__Exercise description__: Every record should be written out exactly, with the pictures left out.

Recorded data:
==*==

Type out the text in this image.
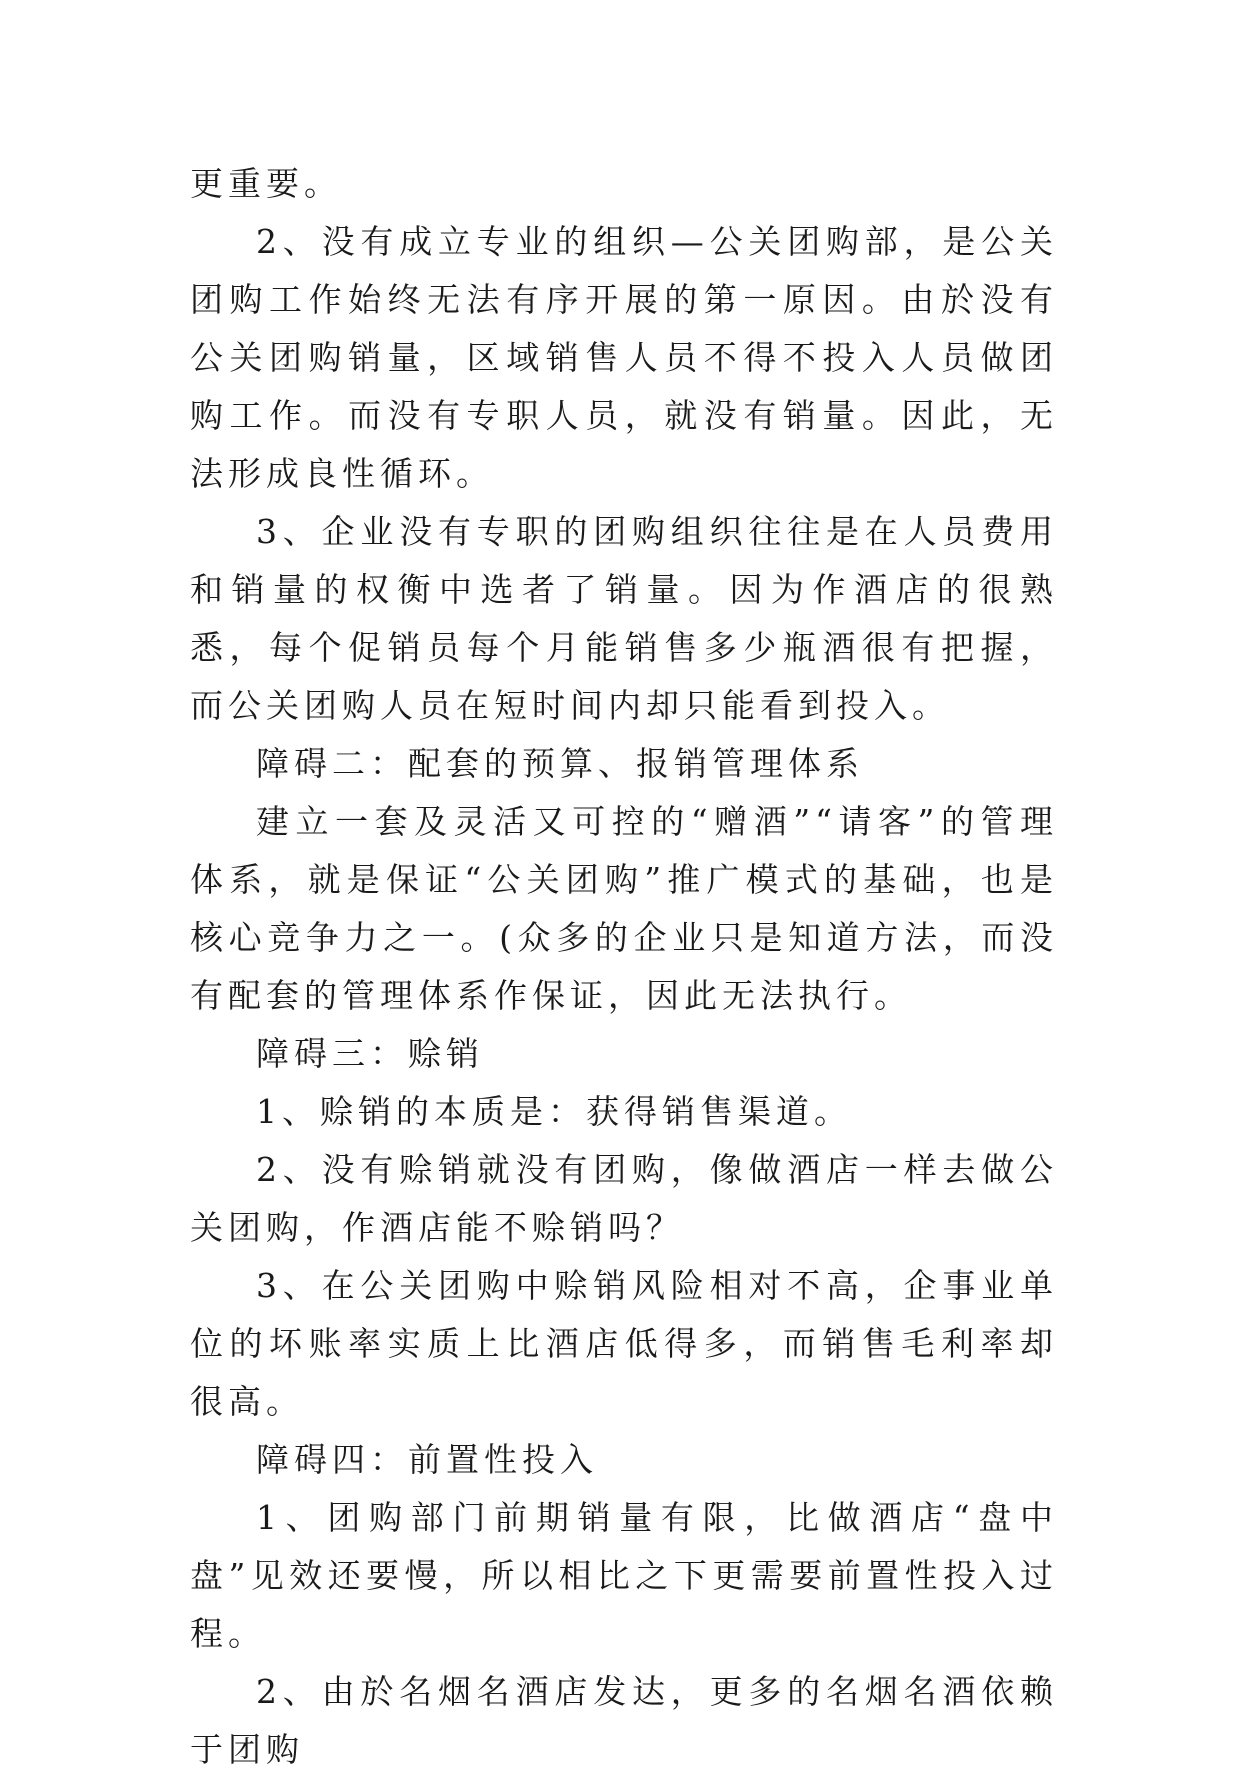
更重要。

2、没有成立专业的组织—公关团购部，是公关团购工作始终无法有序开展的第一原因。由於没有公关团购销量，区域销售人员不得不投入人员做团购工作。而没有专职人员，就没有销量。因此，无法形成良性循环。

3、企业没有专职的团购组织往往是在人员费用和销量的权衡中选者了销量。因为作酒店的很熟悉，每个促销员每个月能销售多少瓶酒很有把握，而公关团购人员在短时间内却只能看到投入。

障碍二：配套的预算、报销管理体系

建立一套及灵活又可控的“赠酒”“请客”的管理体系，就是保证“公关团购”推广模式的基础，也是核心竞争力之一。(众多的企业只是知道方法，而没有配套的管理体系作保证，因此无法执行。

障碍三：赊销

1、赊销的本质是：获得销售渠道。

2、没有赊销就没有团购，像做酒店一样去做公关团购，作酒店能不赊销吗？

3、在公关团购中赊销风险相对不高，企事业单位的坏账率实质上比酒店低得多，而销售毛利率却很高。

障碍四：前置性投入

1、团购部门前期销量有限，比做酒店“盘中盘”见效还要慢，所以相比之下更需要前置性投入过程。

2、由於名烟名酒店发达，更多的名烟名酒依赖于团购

==*==

__Written solution__:
Type out the text in this image.
更重要。

2、没有成立专业的组织—公关团购部，是公关团购工作始终无法有序开展的第一原因。由於没有公关团购销量，区域销售人员不得不投入人员做团购工作。而没有专职人员，就没有销量。因此，无法形成良性循环。

3、企业没有专职的团购组织往往是在人员费用和销量的权衡中选者了销量。因为作酒店的很熟悉，每个促销员每个月能销售多少瓶酒很有把握，而公关团购人员在短时间内却只能看到投入。

障碍二：配套的预算、报销管理体系

建立一套及灵活又可控的“赠酒”“请客”的管理体系，就是保证“公关团购”推广模式的基础，也是核心竞争力之一。(众多的企业只是知道方法，而没有配套的管理体系作保证，因此无法执行。

障碍三：赊销

1、赊销的本质是：获得销售渠道。

2、没有赊销就没有团购，像做酒店一样去做公关团购，作酒店能不赊销吗？

3、在公关团购中赊销风险相对不高，企事业单位的坏账率实质上比酒店低得多，而销售毛利率却很高。

障碍四：前置性投入

1、团购部门前期销量有限，比做酒店“盘中盘”见效还要慢，所以相比之下更需要前置性投入过程。

2、由於名烟名酒店发达，更多的名烟名酒依赖于团购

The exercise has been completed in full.